-- EXERCISE OBJECTIVE --
Rewrite the entries below, swapping "Reference distance" for "Baseline distance" and keeping everything else the same.

[Extracted data entries]

┌──

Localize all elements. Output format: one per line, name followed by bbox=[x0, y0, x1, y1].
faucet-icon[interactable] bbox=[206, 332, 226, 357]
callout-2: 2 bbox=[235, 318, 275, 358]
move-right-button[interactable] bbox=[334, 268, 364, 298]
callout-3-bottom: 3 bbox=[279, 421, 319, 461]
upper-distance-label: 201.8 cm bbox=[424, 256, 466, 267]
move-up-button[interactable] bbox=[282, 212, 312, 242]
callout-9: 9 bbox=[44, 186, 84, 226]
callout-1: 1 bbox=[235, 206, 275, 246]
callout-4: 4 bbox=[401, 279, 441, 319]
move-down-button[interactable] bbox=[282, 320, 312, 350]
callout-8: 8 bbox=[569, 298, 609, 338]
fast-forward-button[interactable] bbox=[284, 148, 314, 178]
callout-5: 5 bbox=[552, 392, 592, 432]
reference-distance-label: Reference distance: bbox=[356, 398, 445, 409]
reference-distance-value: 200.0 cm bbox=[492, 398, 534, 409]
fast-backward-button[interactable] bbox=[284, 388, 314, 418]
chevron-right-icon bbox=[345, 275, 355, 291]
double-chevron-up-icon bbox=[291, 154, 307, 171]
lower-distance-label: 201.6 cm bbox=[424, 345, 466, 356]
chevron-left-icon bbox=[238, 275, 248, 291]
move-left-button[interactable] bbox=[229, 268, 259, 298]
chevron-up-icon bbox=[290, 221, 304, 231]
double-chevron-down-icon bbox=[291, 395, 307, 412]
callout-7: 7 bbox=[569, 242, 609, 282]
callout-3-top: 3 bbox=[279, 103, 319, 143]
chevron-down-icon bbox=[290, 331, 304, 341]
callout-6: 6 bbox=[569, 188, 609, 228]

└──

-- RESULT --
Localize all elements. Output format: one per line, name followed by bbox=[x0, y0, x1, y1].
faucet-icon[interactable] bbox=[206, 332, 226, 357]
callout-2: 2 bbox=[235, 318, 275, 358]
move-right-button[interactable] bbox=[334, 268, 364, 298]
callout-3-bottom: 3 bbox=[279, 421, 319, 461]
upper-distance-label: 201.8 cm bbox=[424, 256, 466, 267]
move-up-button[interactable] bbox=[282, 212, 312, 242]
callout-9: 9 bbox=[44, 186, 84, 226]
callout-1: 1 bbox=[235, 206, 275, 246]
callout-4: 4 bbox=[401, 279, 441, 319]
move-down-button[interactable] bbox=[282, 320, 312, 350]
callout-8: 8 bbox=[569, 298, 609, 338]
fast-forward-button[interactable] bbox=[284, 148, 314, 178]
callout-5: 5 bbox=[552, 392, 592, 432]
reference-distance-label: Baseline distance: bbox=[356, 398, 445, 409]
reference-distance-value: 200.0 cm bbox=[492, 398, 534, 409]
fast-backward-button[interactable] bbox=[284, 388, 314, 418]
chevron-right-icon bbox=[345, 275, 355, 291]
double-chevron-up-icon bbox=[291, 154, 307, 171]
lower-distance-label: 201.6 cm bbox=[424, 345, 466, 356]
chevron-left-icon bbox=[238, 275, 248, 291]
move-left-button[interactable] bbox=[229, 268, 259, 298]
chevron-up-icon bbox=[290, 221, 304, 231]
double-chevron-down-icon bbox=[291, 395, 307, 412]
callout-7: 7 bbox=[569, 242, 609, 282]
callout-3-top: 3 bbox=[279, 103, 319, 143]
chevron-down-icon bbox=[290, 331, 304, 341]
callout-6: 6 bbox=[569, 188, 609, 228]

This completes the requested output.